Exercise details → Reproduce every entry below precisely; do not include the pictures.

Data →
## Begin
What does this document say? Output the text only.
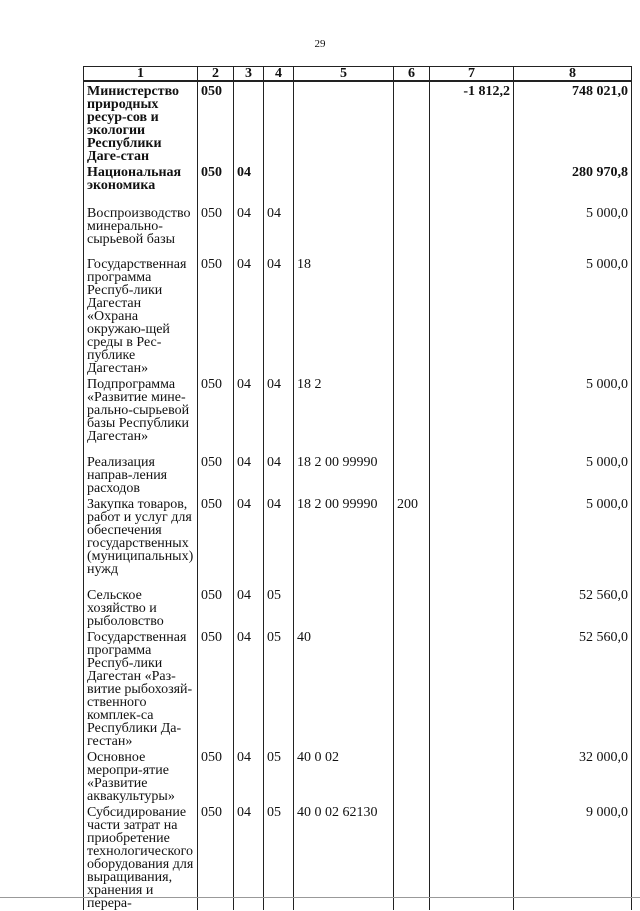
29
1	2	3	4	5	6	7	8
Министерство природных ресур-сов и экологии Республики Даге-стан	050					-1 812,2	748 021,0
Национальная экономика	050	04					280 970,8
Воспроизводство минерально-сырьевой базы	050	04	04				5 000,0
Государственная программа Респуб-лики Дагестан «Охрана окружаю-щей среды в Рес-публике Дагестан»	050	04	04	18			5 000,0
Подпрограмма «Развитие мине-рально-сырьевой базы Республики Дагестан»	050	04	04	18 2			5 000,0
Реализация направ-ления расходов	050	04	04	18 2 00 99990			5 000,0
Закупка товаров, работ и услуг для обеспечения государственных (муниципальных) нужд	050	04	04	18 2 00 99990	200		5 000,0
Сельское хозяйство и рыболовство	050	04	05				52 560,0
Государственная программа Респуб-лики Дагестан «Раз-витие рыбохозяй-ственного комплек-са Республики Да-гестан»	050	04	05	40			52 560,0
Основное меропри-ятие «Развитие аквакультуры»	050	04	05	40 0 02			32 000,0
Субсидирование части затрат на приобретение технологического оборудования для выращивания, хранения и перера-	050	04	05	40 0 02 62130			9 000,0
## End
Task solution →
What does this document say? Output the text only.
29
1	2	3	4	5	6	7	8
Министерство природных ресур-сов и экологии Республики Даге-стан	050					-1 812,2	748 021,0
Национальная экономика	050	04					280 970,8
Воспроизводство минерально-сырьевой базы	050	04	04				5 000,0
Государственная программа Респуб-лики Дагестан «Охрана окружаю-щей среды в Рес-публике Дагестан»	050	04	04	18			5 000,0
Подпрограмма «Развитие мине-рально-сырьевой базы Республики Дагестан»	050	04	04	18 2			5 000,0
Реализация направ-ления расходов	050	04	04	18 2 00 99990			5 000,0
Закупка товаров, работ и услуг для обеспечения государственных (муниципальных) нужд	050	04	04	18 2 00 99990	200		5 000,0
Сельское хозяйство и рыболовство	050	04	05				52 560,0
Государственная программа Респуб-лики Дагестан «Раз-витие рыбохозяй-ственного комплек-са Республики Да-гестан»	050	04	05	40			52 560,0
Основное меропри-ятие «Развитие аквакультуры»	050	04	05	40 0 02			32 000,0
Субсидирование части затрат на приобретение технологического оборудования для выращивания, хранения и перера-	050	04	05	40 0 02 62130			9 000,0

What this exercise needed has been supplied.